Proceed with the passage on the Bush health plan, writing on from its final sentence.

Given passage:
....

Like the Social Security “reform,” the plan is intended as a diversion from the Iraq fiasco as much as a real policy proposal.
They’re also hoping to divorce employers from the budget-busting business of covering employees — something that has sapped our global competitiveness because of the inefficiencies of our system.
We'll still have the most inefficient system in the industrialized world, with healthcare eating up 16 percent of our GDP and rising fast.
Compare that to countries with universal health coverage, either through a single-payer system or something close to it where healthcare costs are an average of 11 percent of GDP and rising less quickly.
This plan would instead reduce the healthcare people get for our dollars.
The logical reform is to move people from thousands of employer-based risk pools into one, single-payer pool, eliminating the insurance middleman, thereby lowering costs and protecting everyone. This plan would end employer-based insurance by instead dividing us into 300 million individual insurance droplets. Costs will rise and we’ll end up with less healthcare.
How much leverage, after all, will each of us have against premium increases and coverage decreases once we’re completely on our own?
In a perfect conservative think-tank world, the Catastrophic Bush Health Plan might instead play out like this:
Health insurance will become more like home or auto insurance, something for catastrophic events. Sure, you could file for that broken leg but your premiums would skyrocket. And don’t even think about insurance paying for doctor’s check-ups, calls to the advice nurse, physical therapy, or medication. That would be health coverage, not insurance.

....

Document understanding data
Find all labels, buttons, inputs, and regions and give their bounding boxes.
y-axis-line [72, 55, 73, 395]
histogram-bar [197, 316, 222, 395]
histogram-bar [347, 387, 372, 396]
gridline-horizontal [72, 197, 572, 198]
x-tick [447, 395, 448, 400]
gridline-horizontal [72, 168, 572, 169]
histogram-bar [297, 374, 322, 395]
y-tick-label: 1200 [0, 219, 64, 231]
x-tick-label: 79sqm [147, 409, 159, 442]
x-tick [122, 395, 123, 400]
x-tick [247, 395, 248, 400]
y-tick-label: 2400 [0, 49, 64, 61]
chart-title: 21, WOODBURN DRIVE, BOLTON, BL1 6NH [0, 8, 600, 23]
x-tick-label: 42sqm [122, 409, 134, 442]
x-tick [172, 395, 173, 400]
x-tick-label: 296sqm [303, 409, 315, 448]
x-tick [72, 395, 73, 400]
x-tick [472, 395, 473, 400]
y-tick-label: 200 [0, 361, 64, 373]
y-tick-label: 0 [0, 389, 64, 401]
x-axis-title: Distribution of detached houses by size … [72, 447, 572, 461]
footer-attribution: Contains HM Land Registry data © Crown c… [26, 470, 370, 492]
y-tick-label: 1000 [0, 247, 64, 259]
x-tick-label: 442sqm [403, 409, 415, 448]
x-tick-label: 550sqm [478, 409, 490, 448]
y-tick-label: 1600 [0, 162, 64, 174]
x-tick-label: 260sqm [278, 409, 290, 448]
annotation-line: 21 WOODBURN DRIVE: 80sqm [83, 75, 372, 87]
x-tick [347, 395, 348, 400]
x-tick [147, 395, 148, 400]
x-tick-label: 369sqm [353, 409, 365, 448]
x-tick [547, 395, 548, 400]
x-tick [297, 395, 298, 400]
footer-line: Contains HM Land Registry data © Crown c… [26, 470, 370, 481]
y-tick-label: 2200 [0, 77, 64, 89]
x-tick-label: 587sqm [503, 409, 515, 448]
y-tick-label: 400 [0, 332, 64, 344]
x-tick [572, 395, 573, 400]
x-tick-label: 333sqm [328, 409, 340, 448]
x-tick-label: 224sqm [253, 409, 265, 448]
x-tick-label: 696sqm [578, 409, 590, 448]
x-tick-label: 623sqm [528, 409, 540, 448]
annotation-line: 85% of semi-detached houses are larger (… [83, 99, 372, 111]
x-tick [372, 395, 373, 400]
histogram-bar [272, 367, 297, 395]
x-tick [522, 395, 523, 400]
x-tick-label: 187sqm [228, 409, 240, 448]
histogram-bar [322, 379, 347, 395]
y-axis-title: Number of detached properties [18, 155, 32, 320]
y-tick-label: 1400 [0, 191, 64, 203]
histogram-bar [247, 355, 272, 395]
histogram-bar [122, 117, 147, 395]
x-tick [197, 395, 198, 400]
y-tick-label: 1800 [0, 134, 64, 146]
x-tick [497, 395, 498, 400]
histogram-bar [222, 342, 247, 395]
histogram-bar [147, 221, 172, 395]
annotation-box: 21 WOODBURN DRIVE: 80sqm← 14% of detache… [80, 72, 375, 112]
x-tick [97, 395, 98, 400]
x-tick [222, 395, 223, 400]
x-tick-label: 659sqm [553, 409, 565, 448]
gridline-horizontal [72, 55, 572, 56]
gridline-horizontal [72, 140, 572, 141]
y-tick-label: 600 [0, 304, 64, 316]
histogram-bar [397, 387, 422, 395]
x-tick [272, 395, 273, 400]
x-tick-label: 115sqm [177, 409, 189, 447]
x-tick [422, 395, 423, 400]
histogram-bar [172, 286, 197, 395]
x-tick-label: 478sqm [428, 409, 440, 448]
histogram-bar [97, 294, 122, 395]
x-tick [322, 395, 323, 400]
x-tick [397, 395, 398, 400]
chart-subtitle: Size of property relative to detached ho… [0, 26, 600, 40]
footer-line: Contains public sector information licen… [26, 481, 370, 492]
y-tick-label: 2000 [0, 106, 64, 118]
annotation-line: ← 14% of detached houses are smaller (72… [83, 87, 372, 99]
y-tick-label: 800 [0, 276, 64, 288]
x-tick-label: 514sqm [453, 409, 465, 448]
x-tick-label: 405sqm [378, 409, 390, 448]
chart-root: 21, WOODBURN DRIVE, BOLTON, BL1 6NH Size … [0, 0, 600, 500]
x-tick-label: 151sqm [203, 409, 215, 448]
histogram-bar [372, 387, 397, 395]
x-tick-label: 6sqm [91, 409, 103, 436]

....

Expected answer:
Your premiums, which you will pay, not your employer, will, however, cover your catastrophic $250,000 treatment for cancer. (Unless you happened to buy a plan that didn’t cover that. But never mind.)
In this conservative la-la land, costs will go down because people will get less treatment. We’ve been over-utilizing our medical resources because a third party has been paying for them.
No doubt a lot of medical providers will go out of business since they’ll have fewer patients. Oddly enough, that aspect of this paradigm doesn’t get much play from conservative bloggers, pundits or think tanks.
They do like to talk about how costs will also go down because there will be more transparency.
(Never mind that oversight could bring transparency far more easily in a single-payer system.)
You would get a cost printout before treatment for that broken leg, for instance. After learning that the cast alone is costing you $450, you could opt to just stay in bed.
Once the plaster-makers understood that people were refusing to pay their outrageous cast costs, they would lower prices to something more reasonable.
(Never mind those “wink-winks” here between conservatives selling this plan and the businesses providing casts and other medical equipment. The prospect of earning fewer dollars AND selling fewer units isn’t usually a draw at the Chamber of Commerce. Never mind.)
(Also never mind that single-payer healthcare systems negotiating with plaster manufacturers — and pharmaceutical companies — actually have a track record of bringing prices down. In this worldview, that is seen as unfair.)
We’ll all be out there haggling on our own with doctors, nurses, hospitals and all the rest for the best prices we can get.
(Never mind that patients can choose any doctor they want in single-payer systems.)
There’s no incentive for the common good in the plan — no incentive for people to pay that extra $100 for a cancer screening that pays off for public health when millions of people are screened, but feels more like a matter of luck or hypochondria when it’s just you.
If over-utilization is part of rising health costs, bet that speculative screening would be among the first to fall.
There’s also no regulation to guarantee a minimum of coverage or cap profit-taking.
There will have to be an expensive reinsurance addendum for this plan, to cover people who couldn’t get insurance.
The clear winners?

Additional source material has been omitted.